BEGIN

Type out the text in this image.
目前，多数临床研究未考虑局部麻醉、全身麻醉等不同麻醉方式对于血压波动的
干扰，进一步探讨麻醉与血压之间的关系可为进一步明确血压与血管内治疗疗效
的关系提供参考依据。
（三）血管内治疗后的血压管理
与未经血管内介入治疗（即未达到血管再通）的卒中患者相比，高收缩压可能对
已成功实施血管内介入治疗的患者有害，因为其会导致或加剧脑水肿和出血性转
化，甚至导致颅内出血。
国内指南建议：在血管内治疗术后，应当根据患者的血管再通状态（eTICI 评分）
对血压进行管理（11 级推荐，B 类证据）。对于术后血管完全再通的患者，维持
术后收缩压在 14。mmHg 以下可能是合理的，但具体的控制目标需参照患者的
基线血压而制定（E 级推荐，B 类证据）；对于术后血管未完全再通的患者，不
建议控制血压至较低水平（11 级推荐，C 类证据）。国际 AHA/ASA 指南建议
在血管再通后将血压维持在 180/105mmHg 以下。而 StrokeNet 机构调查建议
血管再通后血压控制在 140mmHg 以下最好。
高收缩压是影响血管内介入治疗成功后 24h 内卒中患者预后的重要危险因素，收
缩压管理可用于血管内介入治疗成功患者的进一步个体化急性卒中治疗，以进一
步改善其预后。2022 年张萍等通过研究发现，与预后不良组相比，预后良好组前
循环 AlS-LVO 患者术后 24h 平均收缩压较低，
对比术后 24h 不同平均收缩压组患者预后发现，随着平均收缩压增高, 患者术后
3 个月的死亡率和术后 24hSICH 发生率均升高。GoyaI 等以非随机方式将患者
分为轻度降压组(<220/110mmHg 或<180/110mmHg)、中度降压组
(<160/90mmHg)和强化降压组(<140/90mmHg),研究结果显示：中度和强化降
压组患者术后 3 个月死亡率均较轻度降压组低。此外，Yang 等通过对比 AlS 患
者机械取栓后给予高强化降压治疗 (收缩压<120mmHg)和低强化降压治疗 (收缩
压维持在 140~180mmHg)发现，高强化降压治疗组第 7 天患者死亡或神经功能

END

> STATED PROBLEM
Transcribe the data above in full, exactly.

> OUTPUT
Type out the text in this image.
目前，多数临床研究未考虑局部麻醉、全身麻醉等不同麻醉方式对于血压波动的
干扰，进一步探讨麻醉与血压之间的关系可为进一步明确血压与血管内治疗疗效
的关系提供参考依据。
（三）血管内治疗后的血压管理
与未经血管内介入治疗（即未达到血管再通）的卒中患者相比，高收缩压可能对
已成功实施血管内介入治疗的患者有害，因为其会导致或加剧脑水肿和出血性转
化，甚至导致颅内出血。
国内指南建议：在血管内治疗术后，应当根据患者的血管再通状态（eTICI 评分）
对血压进行管理（11 级推荐，B 类证据）。对于术后血管完全再通的患者，维持
术后收缩压在 14。mmHg 以下可能是合理的，但具体的控制目标需参照患者的
基线血压而制定（E 级推荐，B 类证据）；对于术后血管未完全再通的患者，不
建议控制血压至较低水平（11 级推荐，C 类证据）。国际 AHA/ASA 指南建议
在血管再通后将血压维持在 180/105mmHg 以下。而 StrokeNet 机构调查建议
血管再通后血压控制在 140mmHg 以下最好。
高收缩压是影响血管内介入治疗成功后 24h 内卒中患者预后的重要危险因素，收
缩压管理可用于血管内介入治疗成功患者的进一步个体化急性卒中治疗，以进一
步改善其预后。2022 年张萍等通过研究发现，与预后不良组相比，预后良好组前
循环 AlS-LVO 患者术后 24h 平均收缩压较低，
对比术后 24h 不同平均收缩压组患者预后发现，随着平均收缩压增高, 患者术后
3 个月的死亡率和术后 24hSICH 发生率均升高。GoyaI 等以非随机方式将患者
分为轻度降压组(<220/110mmHg 或<180/110mmHg)、中度降压组
(<160/90mmHg)和强化降压组(<140/90mmHg),研究结果显示：中度和强化降
压组患者术后 3 个月死亡率均较轻度降压组低。此外，Yang 等通过对比 AlS 患
者机械取栓后给予高强化降压治疗 (收缩压<120mmHg)和低强化降压治疗 (收缩
压维持在 140~180mmHg)发现，高强化降压治疗组第 7 天患者死亡或神经功能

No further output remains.